— begin —
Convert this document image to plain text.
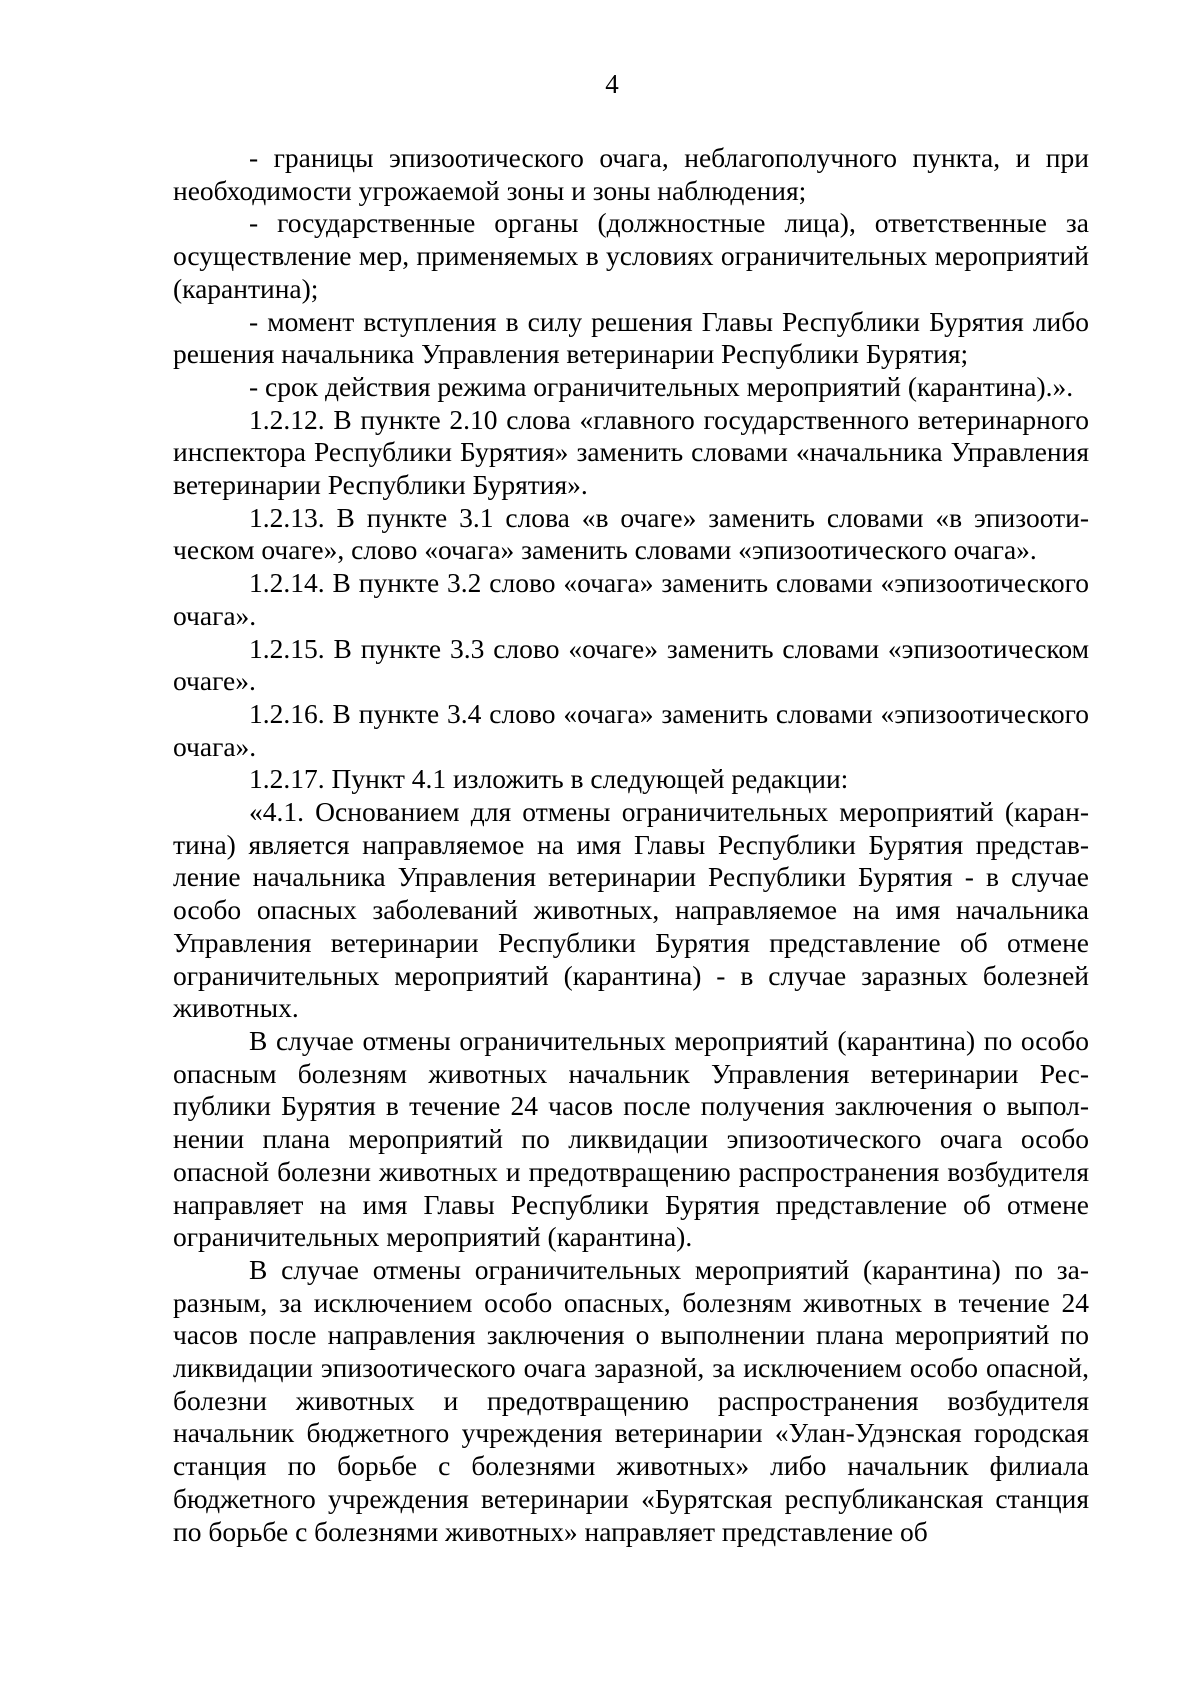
4

- границы эпизоотического очага, неблагополучного пункта, и при необходимости угрожаемой зоны и зоны наблюдения;

- государственные органы (должностные лица), ответственные за осуществление мер, применяемых в условиях ограничительных мероприятий (карантина);

- момент вступления в силу решения Главы Республики Бурятия либо решения начальника Управления ветеринарии Республики Бурятия;

- срок действия режима ограничительных мероприятий (карантина).».

1.2.12. В пункте 2.10 слова «главного государственного ветеринарного инспектора Республики Бурятия» заменить словами «начальника Управления ветеринарии Республики Бурятия».

1.2.13. В пункте 3.1 слова «в очаге» заменить словами «в эпизоотическом очаге», слово «очага» заменить словами «эпизоотического очага».

1.2.14. В пункте 3.2 слово «очага» заменить словами «эпизоотического очага».

1.2.15. В пункте 3.3 слово «очаге» заменить словами «эпизоотическом очаге».

1.2.16. В пункте 3.4 слово «очага» заменить словами «эпизоотического очага».

1.2.17. Пункт 4.1 изложить в следующей редакции:

«4.1. Основанием для отмены ограничительных мероприятий (карантина) является направляемое на имя Главы Республики Бурятия представление начальника Управления ветеринарии Республики Бурятия - в случае особо опасных заболеваний животных, направляемое на имя начальника Управления ветеринарии Республики Бурятия представление об отмене ограничительных мероприятий (карантина) - в случае заразных болезней животных.

В случае отмены ограничительных мероприятий (карантина) по особо опасным болезням животных начальник Управления ветеринарии Республики Бурятия в течение 24 часов после получения заключения о выполнении плана мероприятий по ликвидации эпизоотического очага особо опасной болезни животных и предотвращению распространения возбудителя направляет на имя Главы Республики Бурятия представление об отмене ограничительных мероприятий (карантина).

В случае отмены ограничительных мероприятий (карантина) по заразным, за исключением особо опасных, болезням животных в течение 24 часов после направления заключения о выполнении плана мероприятий по ликвидации эпизоотического очага заразной, за исключением особо опасной, болезни животных и предотвращению распространения возбудителя начальник бюджетного учреждения ветеринарии «Улан-Удэнская городская станция по борьбе с болезнями животных» либо начальник филиала бюджетного учреждения ветеринарии «Бурятская республиканская станция по борьбе с болезнями животных» направляет представление об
— end —
### Task goal
Determine the number of lines containing "эпизоотическом". Write only that number.

### Response to this exercise
2